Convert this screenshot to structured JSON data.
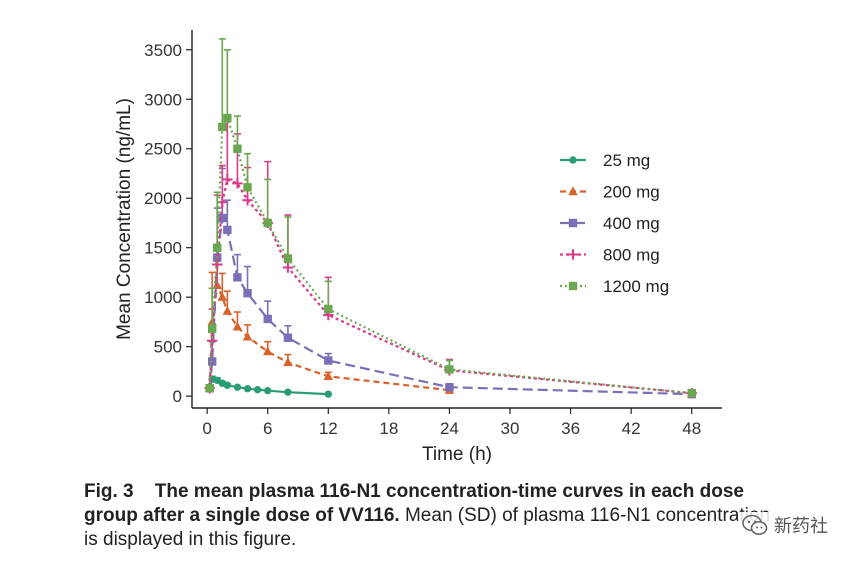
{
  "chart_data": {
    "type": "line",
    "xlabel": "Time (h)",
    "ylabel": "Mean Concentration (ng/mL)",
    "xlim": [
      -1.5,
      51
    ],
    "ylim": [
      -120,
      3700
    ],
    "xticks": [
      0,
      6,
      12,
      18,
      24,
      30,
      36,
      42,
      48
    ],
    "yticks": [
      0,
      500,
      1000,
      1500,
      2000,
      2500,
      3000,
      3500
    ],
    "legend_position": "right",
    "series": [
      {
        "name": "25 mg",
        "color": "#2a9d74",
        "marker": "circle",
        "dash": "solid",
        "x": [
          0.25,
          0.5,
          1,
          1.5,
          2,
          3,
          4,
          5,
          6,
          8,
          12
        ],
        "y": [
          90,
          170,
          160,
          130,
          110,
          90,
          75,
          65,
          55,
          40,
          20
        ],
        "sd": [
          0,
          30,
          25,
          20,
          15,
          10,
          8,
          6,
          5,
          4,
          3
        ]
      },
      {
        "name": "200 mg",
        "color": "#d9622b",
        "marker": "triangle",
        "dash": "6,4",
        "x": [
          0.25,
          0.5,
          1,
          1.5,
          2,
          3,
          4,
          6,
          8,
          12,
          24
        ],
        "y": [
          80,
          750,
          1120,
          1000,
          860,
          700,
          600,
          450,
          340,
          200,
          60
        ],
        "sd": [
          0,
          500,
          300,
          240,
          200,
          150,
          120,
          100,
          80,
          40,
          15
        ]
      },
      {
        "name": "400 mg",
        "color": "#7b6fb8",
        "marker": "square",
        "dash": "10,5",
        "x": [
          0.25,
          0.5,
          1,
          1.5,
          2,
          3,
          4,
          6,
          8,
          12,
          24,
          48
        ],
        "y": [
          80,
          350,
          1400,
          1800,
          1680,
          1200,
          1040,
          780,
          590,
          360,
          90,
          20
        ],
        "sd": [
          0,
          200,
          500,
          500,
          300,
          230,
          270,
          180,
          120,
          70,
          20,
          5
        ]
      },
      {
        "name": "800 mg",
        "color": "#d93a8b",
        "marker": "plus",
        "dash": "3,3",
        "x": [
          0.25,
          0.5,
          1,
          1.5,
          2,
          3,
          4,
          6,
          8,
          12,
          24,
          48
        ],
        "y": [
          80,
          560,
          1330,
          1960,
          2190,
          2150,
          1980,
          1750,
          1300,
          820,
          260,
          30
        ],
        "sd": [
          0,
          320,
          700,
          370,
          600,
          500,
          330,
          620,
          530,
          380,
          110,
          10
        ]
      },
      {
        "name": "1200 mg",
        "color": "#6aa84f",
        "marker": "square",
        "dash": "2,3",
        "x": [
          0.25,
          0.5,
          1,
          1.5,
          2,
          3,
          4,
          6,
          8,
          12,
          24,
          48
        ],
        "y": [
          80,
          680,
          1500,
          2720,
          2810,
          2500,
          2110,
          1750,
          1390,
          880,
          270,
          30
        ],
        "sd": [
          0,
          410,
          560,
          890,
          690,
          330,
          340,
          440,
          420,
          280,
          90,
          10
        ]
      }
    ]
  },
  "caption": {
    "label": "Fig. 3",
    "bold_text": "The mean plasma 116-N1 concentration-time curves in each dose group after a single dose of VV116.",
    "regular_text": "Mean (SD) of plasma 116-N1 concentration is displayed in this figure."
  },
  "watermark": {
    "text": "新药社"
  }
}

★ ★ ★ ★ ★

What you have to do: Your task is to repeat the material above exactly, without its pictures.

Response to the exercise:
Convert this screenshot to structured JSON data.
{
  "chart_data": {
    "type": "line",
    "xlabel": "Time (h)",
    "ylabel": "Mean Concentration (ng/mL)",
    "xlim": [
      -1.5,
      51
    ],
    "ylim": [
      -120,
      3700
    ],
    "xticks": [
      0,
      6,
      12,
      18,
      24,
      30,
      36,
      42,
      48
    ],
    "yticks": [
      0,
      500,
      1000,
      1500,
      2000,
      2500,
      3000,
      3500
    ],
    "legend_position": "right",
    "series": [
      {
        "name": "25 mg",
        "color": "#2a9d74",
        "marker": "circle",
        "dash": "solid",
        "x": [
          0.25,
          0.5,
          1,
          1.5,
          2,
          3,
          4,
          5,
          6,
          8,
          12
        ],
        "y": [
          90,
          170,
          160,
          130,
          110,
          90,
          75,
          65,
          55,
          40,
          20
        ],
        "sd": [
          0,
          30,
          25,
          20,
          15,
          10,
          8,
          6,
          5,
          4,
          3
        ]
      },
      {
        "name": "200 mg",
        "color": "#d9622b",
        "marker": "triangle",
        "dash": "6,4",
        "x": [
          0.25,
          0.5,
          1,
          1.5,
          2,
          3,
          4,
          6,
          8,
          12,
          24
        ],
        "y": [
          80,
          750,
          1120,
          1000,
          860,
          700,
          600,
          450,
          340,
          200,
          60
        ],
        "sd": [
          0,
          500,
          300,
          240,
          200,
          150,
          120,
          100,
          80,
          40,
          15
        ]
      },
      {
        "name": "400 mg",
        "color": "#7b6fb8",
        "marker": "square",
        "dash": "10,5",
        "x": [
          0.25,
          0.5,
          1,
          1.5,
          2,
          3,
          4,
          6,
          8,
          12,
          24,
          48
        ],
        "y": [
          80,
          350,
          1400,
          1800,
          1680,
          1200,
          1040,
          780,
          590,
          360,
          90,
          20
        ],
        "sd": [
          0,
          200,
          500,
          500,
          300,
          230,
          270,
          180,
          120,
          70,
          20,
          5
        ]
      },
      {
        "name": "800 mg",
        "color": "#d93a8b",
        "marker": "plus",
        "dash": "3,3",
        "x": [
          0.25,
          0.5,
          1,
          1.5,
          2,
          3,
          4,
          6,
          8,
          12,
          24,
          48
        ],
        "y": [
          80,
          560,
          1330,
          1960,
          2190,
          2150,
          1980,
          1750,
          1300,
          820,
          260,
          30
        ],
        "sd": [
          0,
          320,
          700,
          370,
          600,
          500,
          330,
          620,
          530,
          380,
          110,
          10
        ]
      },
      {
        "name": "1200 mg",
        "color": "#6aa84f",
        "marker": "square",
        "dash": "2,3",
        "x": [
          0.25,
          0.5,
          1,
          1.5,
          2,
          3,
          4,
          6,
          8,
          12,
          24,
          48
        ],
        "y": [
          80,
          680,
          1500,
          2720,
          2810,
          2500,
          2110,
          1750,
          1390,
          880,
          270,
          30
        ],
        "sd": [
          0,
          410,
          560,
          890,
          690,
          330,
          340,
          440,
          420,
          280,
          90,
          10
        ]
      }
    ]
  },
  "caption": {
    "label": "Fig. 3",
    "bold_text": "The mean plasma 116-N1 concentration-time curves in each dose group after a single dose of VV116.",
    "regular_text": "Mean (SD) of plasma 116-N1 concentration is displayed in this figure."
  },
  "watermark": {
    "text": "新药社"
  }
}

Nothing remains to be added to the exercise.